--- start of Records to process ---

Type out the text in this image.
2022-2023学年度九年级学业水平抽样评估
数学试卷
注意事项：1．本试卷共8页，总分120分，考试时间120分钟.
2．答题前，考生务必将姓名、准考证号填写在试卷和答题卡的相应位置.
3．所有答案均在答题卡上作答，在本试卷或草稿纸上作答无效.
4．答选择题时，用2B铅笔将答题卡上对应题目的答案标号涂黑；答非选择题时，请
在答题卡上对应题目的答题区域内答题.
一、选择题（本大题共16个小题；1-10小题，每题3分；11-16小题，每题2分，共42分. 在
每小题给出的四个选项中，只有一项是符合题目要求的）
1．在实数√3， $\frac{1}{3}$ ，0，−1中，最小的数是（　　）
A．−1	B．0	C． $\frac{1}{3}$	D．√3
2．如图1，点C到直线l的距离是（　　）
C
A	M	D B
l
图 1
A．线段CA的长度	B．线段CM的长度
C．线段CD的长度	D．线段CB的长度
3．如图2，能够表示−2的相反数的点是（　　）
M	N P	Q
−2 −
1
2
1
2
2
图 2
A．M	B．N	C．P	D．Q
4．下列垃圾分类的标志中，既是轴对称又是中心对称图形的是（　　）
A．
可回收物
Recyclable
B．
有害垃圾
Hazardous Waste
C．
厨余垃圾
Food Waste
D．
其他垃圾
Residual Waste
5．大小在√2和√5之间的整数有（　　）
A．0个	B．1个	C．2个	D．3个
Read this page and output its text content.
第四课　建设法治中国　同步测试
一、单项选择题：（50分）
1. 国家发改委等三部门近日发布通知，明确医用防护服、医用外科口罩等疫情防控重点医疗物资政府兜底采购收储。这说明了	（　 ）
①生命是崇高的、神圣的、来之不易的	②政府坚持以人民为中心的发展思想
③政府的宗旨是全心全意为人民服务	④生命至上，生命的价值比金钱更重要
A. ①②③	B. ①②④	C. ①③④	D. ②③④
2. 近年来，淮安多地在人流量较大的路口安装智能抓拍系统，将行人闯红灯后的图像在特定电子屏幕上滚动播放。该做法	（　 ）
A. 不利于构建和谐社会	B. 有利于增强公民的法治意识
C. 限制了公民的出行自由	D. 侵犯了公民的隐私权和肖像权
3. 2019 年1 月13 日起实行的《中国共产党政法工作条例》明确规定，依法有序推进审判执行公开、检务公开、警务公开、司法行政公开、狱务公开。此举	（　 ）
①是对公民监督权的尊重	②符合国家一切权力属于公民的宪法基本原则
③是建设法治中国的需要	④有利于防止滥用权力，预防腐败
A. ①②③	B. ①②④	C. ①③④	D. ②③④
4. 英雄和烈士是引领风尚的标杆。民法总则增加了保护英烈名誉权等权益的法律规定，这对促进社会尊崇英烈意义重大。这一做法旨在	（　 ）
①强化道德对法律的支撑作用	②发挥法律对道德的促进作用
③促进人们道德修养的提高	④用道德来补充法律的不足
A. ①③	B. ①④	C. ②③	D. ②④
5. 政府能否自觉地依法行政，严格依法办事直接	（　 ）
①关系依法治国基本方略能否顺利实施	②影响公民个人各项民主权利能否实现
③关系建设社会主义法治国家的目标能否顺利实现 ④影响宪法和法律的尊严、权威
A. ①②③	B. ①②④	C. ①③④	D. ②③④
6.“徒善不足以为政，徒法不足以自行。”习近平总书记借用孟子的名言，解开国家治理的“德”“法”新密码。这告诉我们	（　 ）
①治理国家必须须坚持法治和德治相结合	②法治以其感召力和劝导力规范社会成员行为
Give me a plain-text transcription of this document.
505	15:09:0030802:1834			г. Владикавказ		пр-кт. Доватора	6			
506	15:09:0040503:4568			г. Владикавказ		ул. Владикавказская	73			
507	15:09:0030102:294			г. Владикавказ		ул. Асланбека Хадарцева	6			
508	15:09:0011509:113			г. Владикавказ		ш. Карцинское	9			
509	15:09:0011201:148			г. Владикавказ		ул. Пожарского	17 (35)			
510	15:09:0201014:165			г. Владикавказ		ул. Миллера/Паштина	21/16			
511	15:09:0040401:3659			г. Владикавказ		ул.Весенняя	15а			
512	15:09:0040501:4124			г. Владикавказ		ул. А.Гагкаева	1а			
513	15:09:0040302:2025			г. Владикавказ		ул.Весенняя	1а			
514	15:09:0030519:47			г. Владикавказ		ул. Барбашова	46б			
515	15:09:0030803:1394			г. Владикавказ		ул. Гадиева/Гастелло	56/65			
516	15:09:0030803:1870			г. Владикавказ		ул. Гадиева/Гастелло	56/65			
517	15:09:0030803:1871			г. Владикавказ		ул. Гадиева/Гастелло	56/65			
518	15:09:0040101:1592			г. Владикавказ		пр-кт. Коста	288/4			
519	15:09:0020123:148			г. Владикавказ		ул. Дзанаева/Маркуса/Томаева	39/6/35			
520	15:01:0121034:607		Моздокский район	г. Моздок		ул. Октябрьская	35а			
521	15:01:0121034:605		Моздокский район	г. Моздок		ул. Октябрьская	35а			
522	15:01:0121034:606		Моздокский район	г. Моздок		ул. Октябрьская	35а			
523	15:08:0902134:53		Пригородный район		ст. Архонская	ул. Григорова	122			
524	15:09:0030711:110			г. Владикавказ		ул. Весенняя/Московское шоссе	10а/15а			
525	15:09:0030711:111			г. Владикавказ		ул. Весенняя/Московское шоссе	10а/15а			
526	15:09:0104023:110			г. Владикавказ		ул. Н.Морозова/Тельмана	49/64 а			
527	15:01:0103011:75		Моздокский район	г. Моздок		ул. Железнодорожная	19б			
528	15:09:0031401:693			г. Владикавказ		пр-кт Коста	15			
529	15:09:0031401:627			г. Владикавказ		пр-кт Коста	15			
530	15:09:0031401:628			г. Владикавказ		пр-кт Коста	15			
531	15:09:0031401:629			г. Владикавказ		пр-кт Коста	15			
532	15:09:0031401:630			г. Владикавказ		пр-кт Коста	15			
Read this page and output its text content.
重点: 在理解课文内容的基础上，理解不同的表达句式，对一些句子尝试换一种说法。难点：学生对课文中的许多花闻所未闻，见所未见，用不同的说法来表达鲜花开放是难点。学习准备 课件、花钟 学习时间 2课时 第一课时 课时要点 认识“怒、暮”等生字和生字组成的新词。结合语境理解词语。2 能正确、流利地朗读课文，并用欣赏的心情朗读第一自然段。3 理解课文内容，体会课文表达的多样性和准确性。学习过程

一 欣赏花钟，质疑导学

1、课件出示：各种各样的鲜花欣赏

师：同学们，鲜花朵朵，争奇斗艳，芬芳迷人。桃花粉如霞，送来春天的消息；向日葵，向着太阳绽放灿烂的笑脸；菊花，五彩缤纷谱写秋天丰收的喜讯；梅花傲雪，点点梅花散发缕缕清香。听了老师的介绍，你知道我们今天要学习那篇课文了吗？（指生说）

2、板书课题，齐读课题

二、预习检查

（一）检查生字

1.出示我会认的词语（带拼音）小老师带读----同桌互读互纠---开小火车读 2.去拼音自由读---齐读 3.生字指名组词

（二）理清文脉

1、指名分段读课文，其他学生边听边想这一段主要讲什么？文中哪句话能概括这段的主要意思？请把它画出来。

--- end of Records to process ---

What you have to do: From the records above, please extract every line and repeat it exactly.

The answer:
Type out the text in this image.
2022-2023学年度九年级学业水平抽样评估
数学试卷
注意事项：1．本试卷共8页，总分120分，考试时间120分钟.
2．答题前，考生务必将姓名、准考证号填写在试卷和答题卡的相应位置.
3．所有答案均在答题卡上作答，在本试卷或草稿纸上作答无效.
4．答选择题时，用2B铅笔将答题卡上对应题目的答案标号涂黑；答非选择题时，请
在答题卡上对应题目的答题区域内答题.
一、选择题（本大题共16个小题；1-10小题，每题3分；11-16小题，每题2分，共42分. 在
每小题给出的四个选项中，只有一项是符合题目要求的）
1．在实数√3， $\frac{1}{3}$ ，0，−1中，最小的数是（　　）
A．−1	B．0	C． $\frac{1}{3}$	D．√3
2．如图1，点C到直线l的距离是（　　）
C
A	M	D B
l
图 1
A．线段CA的长度	B．线段CM的长度
C．线段CD的长度	D．线段CB的长度
3．如图2，能够表示−2的相反数的点是（　　）
M	N P	Q
−2 −
1
2
1
2
2
图 2
A．M	B．N	C．P	D．Q
4．下列垃圾分类的标志中，既是轴对称又是中心对称图形的是（　　）
A．
可回收物
Recyclable
B．
有害垃圾
Hazardous Waste
C．
厨余垃圾
Food Waste
D．
其他垃圾
Residual Waste
5．大小在√2和√5之间的整数有（　　）
A．0个	B．1个	C．2个	D．3个
Read this page and output its text content.
第四课　建设法治中国　同步测试
一、单项选择题：（50分）
1. 国家发改委等三部门近日发布通知，明确医用防护服、医用外科口罩等疫情防控重点医疗物资政府兜底采购收储。这说明了	（　 ）
①生命是崇高的、神圣的、来之不易的	②政府坚持以人民为中心的发展思想
③政府的宗旨是全心全意为人民服务	④生命至上，生命的价值比金钱更重要
A. ①②③	B. ①②④	C. ①③④	D. ②③④
2. 近年来，淮安多地在人流量较大的路口安装智能抓拍系统，将行人闯红灯后的图像在特定电子屏幕上滚动播放。该做法	（　 ）
A. 不利于构建和谐社会	B. 有利于增强公民的法治意识
C. 限制了公民的出行自由	D. 侵犯了公民的隐私权和肖像权
3. 2019 年1 月13 日起实行的《中国共产党政法工作条例》明确规定，依法有序推进审判执行公开、检务公开、警务公开、司法行政公开、狱务公开。此举	（　 ）
①是对公民监督权的尊重	②符合国家一切权力属于公民的宪法基本原则
③是建设法治中国的需要	④有利于防止滥用权力，预防腐败
A. ①②③	B. ①②④	C. ①③④	D. ②③④
4. 英雄和烈士是引领风尚的标杆。民法总则增加了保护英烈名誉权等权益的法律规定，这对促进社会尊崇英烈意义重大。这一做法旨在	（　 ）
①强化道德对法律的支撑作用	②发挥法律对道德的促进作用
③促进人们道德修养的提高	④用道德来补充法律的不足
A. ①③	B. ①④	C. ②③	D. ②④
5. 政府能否自觉地依法行政，严格依法办事直接	（　 ）
①关系依法治国基本方略能否顺利实施	②影响公民个人各项民主权利能否实现
③关系建设社会主义法治国家的目标能否顺利实现 ④影响宪法和法律的尊严、权威
A. ①②③	B. ①②④	C. ①③④	D. ②③④
6.“徒善不足以为政，徒法不足以自行。”习近平总书记借用孟子的名言，解开国家治理的“德”“法”新密码。这告诉我们	（　 ）
①治理国家必须须坚持法治和德治相结合	②法治以其感召力和劝导力规范社会成员行为
Give me a plain-text transcription of this document.
505	15:09:0030802:1834			г. Владикавказ		пр-кт. Доватора	6			
506	15:09:0040503:4568			г. Владикавказ		ул. Владикавказская	73			
507	15:09:0030102:294			г. Владикавказ		ул. Асланбека Хадарцева	6			
508	15:09:0011509:113			г. Владикавказ		ш. Карцинское	9			
509	15:09:0011201:148			г. Владикавказ		ул. Пожарского	17 (35)			
510	15:09:0201014:165			г. Владикавказ		ул. Миллера/Паштина	21/16			
511	15:09:0040401:3659			г. Владикавказ		ул.Весенняя	15а			
512	15:09:0040501:4124			г. Владикавказ		ул. А.Гагкаева	1а			
513	15:09:0040302:2025			г. Владикавказ		ул.Весенняя	1а			
514	15:09:0030519:47			г. Владикавказ		ул. Барбашова	46б			
515	15:09:0030803:1394			г. Владикавказ		ул. Гадиева/Гастелло	56/65			
516	15:09:0030803:1870			г. Владикавказ		ул. Гадиева/Гастелло	56/65			
517	15:09:0030803:1871			г. Владикавказ		ул. Гадиева/Гастелло	56/65			
518	15:09:0040101:1592			г. Владикавказ		пр-кт. Коста	288/4			
519	15:09:0020123:148			г. Владикавказ		ул. Дзанаева/Маркуса/Томаева	39/6/35			
520	15:01:0121034:607		Моздокский район	г. Моздок		ул. Октябрьская	35а			
521	15:01:0121034:605		Моздокский район	г. Моздок		ул. Октябрьская	35а			
522	15:01:0121034:606		Моздокский район	г. Моздок		ул. Октябрьская	35а			
523	15:08:0902134:53		Пригородный район		ст. Архонская	ул. Григорова	122			
524	15:09:0030711:110			г. Владикавказ		ул. Весенняя/Московское шоссе	10а/15а			
525	15:09:0030711:111			г. Владикавказ		ул. Весенняя/Московское шоссе	10а/15а			
526	15:09:0104023:110			г. Владикавказ		ул. Н.Морозова/Тельмана	49/64 а			
527	15:01:0103011:75		Моздокский район	г. Моздок		ул. Железнодорожная	19б			
528	15:09:0031401:693			г. Владикавказ		пр-кт Коста	15			
529	15:09:0031401:627			г. Владикавказ		пр-кт Коста	15			
530	15:09:0031401:628			г. Владикавказ		пр-кт Коста	15			
531	15:09:0031401:629			г. Владикавказ		пр-кт Коста	15			
532	15:09:0031401:630			г. Владикавказ		пр-кт Коста	15			
Read this page and output its text content.
重点: 在理解课文内容的基础上，理解不同的表达句式，对一些句子尝试换一种说法。难点：学生对课文中的许多花闻所未闻，见所未见，用不同的说法来表达鲜花开放是难点。学习准备 课件、花钟 学习时间 2课时 第一课时 课时要点 认识“怒、暮”等生字和生字组成的新词。结合语境理解词语。2 能正确、流利地朗读课文，并用欣赏的心情朗读第一自然段。3 理解课文内容，体会课文表达的多样性和准确性。学习过程

一 欣赏花钟，质疑导学

1、课件出示：各种各样的鲜花欣赏

师：同学们，鲜花朵朵，争奇斗艳，芬芳迷人。桃花粉如霞，送来春天的消息；向日葵，向着太阳绽放灿烂的笑脸；菊花，五彩缤纷谱写秋天丰收的喜讯；梅花傲雪，点点梅花散发缕缕清香。听了老师的介绍，你知道我们今天要学习那篇课文了吗？（指生说）

2、板书课题，齐读课题

二、预习检查

（一）检查生字

1.出示我会认的词语（带拼音）小老师带读----同桌互读互纠---开小火车读 2.去拼音自由读---齐读 3.生字指名组词

（二）理清文脉

1、指名分段读课文，其他学生边听边想这一段主要讲什么？文中哪句话能概括这段的主要意思？请把它画出来。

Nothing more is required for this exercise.